## BRIEF
Find every line with the string "brush" in it, count them, and reply with that count only.

>> START DATA SUPPLIED

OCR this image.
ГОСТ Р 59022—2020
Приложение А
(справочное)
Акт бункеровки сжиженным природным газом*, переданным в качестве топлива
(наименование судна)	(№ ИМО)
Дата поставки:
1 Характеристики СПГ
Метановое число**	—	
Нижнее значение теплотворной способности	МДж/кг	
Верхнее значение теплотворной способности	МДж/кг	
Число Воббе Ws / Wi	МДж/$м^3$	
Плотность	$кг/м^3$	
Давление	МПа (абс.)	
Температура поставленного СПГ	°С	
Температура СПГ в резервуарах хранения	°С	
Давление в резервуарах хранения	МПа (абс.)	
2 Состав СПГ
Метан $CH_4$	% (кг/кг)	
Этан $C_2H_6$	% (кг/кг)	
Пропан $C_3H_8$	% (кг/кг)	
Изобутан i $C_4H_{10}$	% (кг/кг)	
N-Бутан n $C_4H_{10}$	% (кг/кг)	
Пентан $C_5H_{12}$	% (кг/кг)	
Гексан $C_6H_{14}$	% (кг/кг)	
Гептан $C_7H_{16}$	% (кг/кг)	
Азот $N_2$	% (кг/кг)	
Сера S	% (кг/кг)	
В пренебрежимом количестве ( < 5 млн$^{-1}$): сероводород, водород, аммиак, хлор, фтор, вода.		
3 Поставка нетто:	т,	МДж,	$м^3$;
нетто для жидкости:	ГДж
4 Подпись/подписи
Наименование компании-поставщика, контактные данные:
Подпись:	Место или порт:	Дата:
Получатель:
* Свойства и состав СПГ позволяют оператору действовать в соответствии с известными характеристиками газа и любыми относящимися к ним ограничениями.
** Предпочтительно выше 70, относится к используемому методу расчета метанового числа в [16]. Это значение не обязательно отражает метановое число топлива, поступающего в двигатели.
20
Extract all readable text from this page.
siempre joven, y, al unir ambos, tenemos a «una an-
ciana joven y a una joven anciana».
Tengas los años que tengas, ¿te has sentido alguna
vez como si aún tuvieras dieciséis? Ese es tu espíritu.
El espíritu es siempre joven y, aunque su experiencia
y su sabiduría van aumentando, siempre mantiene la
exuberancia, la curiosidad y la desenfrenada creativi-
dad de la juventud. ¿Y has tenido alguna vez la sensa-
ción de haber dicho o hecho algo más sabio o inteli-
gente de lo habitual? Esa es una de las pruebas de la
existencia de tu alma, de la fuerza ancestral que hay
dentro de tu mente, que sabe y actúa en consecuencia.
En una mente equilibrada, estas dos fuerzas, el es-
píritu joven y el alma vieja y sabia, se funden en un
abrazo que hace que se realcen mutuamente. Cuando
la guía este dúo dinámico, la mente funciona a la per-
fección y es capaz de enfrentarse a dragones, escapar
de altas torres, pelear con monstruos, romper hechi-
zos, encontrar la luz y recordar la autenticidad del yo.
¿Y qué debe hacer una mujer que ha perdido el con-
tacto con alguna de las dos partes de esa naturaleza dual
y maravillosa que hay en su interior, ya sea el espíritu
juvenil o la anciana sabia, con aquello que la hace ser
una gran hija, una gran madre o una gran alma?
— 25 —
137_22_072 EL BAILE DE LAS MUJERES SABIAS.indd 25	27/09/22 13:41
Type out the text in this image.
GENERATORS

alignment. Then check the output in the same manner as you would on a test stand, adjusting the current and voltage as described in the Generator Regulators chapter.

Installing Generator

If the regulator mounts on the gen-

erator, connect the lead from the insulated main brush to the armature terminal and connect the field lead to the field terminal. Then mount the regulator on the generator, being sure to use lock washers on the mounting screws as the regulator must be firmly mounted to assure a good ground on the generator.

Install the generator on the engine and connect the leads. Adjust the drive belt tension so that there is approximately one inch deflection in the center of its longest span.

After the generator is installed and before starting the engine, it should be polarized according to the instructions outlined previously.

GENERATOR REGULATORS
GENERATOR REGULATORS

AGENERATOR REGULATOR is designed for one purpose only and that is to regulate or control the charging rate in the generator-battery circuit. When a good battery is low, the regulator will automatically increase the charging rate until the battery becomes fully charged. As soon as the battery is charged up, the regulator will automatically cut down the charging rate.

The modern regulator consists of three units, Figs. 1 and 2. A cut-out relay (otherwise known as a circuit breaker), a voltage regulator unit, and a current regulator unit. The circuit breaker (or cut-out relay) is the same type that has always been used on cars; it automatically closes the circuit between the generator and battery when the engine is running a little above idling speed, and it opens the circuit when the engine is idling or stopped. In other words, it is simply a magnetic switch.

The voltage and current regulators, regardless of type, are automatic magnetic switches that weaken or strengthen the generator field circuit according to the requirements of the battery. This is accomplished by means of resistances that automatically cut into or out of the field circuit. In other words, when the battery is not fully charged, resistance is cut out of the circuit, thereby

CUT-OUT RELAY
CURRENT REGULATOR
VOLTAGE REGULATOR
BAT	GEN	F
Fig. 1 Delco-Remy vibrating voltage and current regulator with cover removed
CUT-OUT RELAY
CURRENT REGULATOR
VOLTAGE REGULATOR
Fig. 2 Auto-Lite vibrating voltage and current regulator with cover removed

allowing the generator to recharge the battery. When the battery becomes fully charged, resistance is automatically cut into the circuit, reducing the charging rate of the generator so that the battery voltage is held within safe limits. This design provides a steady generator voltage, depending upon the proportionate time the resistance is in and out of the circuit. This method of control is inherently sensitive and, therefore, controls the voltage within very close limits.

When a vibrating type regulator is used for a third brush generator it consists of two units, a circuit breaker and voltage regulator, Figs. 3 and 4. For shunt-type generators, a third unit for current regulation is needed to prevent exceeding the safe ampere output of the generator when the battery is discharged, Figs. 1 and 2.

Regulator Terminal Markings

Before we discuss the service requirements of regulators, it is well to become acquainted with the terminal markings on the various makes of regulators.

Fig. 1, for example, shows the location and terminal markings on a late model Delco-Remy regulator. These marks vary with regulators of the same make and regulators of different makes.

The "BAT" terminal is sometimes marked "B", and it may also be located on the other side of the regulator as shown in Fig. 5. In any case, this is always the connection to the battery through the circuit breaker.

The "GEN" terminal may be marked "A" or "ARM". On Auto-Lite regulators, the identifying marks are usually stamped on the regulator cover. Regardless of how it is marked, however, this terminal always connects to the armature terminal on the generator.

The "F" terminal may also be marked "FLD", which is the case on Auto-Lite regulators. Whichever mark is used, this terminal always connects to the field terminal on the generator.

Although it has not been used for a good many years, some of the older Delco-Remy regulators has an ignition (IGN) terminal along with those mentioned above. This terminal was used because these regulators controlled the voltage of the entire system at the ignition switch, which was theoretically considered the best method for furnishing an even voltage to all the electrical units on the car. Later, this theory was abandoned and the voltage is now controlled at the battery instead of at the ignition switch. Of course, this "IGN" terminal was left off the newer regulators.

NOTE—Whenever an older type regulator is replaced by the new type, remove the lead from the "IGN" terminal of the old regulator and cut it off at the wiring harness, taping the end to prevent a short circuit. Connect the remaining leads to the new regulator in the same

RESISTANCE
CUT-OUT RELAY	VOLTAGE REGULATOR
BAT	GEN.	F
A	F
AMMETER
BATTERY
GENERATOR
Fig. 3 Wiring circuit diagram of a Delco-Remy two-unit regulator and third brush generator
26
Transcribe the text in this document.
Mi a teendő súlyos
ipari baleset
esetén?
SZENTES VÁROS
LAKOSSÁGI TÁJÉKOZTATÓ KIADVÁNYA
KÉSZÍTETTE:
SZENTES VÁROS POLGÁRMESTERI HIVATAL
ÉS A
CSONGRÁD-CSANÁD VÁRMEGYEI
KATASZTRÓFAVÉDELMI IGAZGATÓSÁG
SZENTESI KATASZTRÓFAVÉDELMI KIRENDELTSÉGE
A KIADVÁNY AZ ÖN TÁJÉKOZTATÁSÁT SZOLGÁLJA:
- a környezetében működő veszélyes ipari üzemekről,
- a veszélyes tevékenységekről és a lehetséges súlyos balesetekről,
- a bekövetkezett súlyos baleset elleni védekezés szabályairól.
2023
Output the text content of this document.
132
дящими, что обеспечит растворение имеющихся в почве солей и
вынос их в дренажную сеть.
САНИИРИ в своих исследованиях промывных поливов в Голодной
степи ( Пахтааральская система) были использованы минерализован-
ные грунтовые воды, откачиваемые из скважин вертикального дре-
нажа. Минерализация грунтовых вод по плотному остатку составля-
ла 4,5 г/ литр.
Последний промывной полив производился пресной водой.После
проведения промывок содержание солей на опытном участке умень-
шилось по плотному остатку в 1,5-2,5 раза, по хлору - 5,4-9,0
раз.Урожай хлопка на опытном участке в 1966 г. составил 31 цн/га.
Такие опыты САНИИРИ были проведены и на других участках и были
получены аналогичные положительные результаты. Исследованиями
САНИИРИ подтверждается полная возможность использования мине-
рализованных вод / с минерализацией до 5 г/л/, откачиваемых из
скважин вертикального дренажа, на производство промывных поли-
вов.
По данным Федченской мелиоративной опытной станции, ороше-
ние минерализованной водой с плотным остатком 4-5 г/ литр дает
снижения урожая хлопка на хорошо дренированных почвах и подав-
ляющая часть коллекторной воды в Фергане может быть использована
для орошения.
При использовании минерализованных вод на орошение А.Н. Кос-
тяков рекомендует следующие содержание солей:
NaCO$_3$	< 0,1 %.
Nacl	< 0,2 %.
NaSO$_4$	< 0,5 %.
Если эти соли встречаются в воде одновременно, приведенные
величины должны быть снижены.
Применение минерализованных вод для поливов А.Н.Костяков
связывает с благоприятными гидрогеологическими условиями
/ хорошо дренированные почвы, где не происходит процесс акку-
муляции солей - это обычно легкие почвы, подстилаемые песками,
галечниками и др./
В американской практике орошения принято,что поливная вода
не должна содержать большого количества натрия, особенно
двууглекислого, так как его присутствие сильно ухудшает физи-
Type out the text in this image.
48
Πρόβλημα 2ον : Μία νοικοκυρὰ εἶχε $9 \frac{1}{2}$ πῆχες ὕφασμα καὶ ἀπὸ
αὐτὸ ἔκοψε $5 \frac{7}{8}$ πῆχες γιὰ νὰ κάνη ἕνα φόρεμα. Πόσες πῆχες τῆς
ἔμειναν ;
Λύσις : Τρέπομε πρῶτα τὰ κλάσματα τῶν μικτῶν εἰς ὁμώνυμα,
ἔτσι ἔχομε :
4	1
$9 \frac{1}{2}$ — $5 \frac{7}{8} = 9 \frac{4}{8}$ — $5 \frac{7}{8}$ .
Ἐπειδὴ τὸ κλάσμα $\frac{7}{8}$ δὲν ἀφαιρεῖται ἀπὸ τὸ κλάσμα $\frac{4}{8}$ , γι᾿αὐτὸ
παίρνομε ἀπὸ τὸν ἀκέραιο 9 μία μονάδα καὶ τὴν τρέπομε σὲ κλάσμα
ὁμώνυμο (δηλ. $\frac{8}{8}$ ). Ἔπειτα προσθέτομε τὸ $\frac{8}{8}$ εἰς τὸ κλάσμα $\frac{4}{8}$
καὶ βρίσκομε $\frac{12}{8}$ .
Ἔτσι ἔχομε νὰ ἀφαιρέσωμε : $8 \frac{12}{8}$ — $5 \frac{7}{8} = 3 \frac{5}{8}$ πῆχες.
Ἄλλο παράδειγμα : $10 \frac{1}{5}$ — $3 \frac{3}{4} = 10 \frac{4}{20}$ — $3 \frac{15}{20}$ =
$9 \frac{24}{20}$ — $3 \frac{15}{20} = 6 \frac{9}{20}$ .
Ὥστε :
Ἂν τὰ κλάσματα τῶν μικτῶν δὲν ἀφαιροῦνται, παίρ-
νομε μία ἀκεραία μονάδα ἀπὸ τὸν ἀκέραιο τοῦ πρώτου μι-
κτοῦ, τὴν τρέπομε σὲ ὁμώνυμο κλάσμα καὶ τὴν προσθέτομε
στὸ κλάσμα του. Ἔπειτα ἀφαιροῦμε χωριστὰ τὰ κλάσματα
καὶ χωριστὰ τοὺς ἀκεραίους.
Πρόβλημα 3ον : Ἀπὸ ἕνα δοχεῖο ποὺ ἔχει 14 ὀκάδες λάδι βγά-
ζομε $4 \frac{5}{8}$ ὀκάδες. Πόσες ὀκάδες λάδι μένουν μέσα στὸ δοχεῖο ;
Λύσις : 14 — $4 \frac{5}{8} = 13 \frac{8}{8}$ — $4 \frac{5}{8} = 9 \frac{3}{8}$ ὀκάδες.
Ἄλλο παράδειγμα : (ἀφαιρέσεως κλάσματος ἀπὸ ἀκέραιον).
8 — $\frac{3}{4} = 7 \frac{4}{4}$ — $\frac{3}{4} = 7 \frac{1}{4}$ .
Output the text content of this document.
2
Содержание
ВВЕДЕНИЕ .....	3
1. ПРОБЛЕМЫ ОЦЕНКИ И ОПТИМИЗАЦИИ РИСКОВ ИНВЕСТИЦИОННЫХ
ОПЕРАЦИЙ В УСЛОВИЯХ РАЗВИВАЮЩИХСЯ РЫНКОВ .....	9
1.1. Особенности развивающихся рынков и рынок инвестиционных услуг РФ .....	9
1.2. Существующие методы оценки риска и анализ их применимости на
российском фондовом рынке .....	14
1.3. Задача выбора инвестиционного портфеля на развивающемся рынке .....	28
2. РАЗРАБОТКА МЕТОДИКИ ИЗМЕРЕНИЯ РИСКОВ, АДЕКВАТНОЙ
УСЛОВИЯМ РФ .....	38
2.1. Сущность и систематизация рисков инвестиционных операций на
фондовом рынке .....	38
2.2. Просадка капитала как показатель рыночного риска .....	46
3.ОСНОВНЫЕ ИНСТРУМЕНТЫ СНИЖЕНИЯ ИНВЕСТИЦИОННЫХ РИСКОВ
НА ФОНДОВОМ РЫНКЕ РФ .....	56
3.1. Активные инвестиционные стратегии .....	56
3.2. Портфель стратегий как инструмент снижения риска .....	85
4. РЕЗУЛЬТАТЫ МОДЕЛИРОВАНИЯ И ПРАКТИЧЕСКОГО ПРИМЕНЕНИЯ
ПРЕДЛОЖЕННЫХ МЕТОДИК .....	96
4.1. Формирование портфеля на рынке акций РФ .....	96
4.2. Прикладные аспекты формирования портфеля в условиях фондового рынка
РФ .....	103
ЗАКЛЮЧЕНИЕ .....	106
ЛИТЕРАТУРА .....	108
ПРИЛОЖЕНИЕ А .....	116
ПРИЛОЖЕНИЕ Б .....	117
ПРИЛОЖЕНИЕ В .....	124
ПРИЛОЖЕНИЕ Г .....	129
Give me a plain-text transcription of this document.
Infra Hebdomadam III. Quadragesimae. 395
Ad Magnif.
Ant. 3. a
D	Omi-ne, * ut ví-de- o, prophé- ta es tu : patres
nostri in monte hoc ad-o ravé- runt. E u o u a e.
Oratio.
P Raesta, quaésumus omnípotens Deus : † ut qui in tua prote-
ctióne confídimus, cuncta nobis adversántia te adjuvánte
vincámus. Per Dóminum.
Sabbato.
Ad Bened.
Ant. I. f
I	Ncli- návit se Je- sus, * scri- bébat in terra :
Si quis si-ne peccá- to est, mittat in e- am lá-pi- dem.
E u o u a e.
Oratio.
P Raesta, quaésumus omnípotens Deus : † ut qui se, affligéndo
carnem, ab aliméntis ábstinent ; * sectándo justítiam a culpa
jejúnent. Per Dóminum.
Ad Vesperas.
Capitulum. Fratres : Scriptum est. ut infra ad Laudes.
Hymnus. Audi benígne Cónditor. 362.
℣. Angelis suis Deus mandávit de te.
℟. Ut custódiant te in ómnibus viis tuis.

>> END DATA SUPPLIED

## FULL OUTPUT
3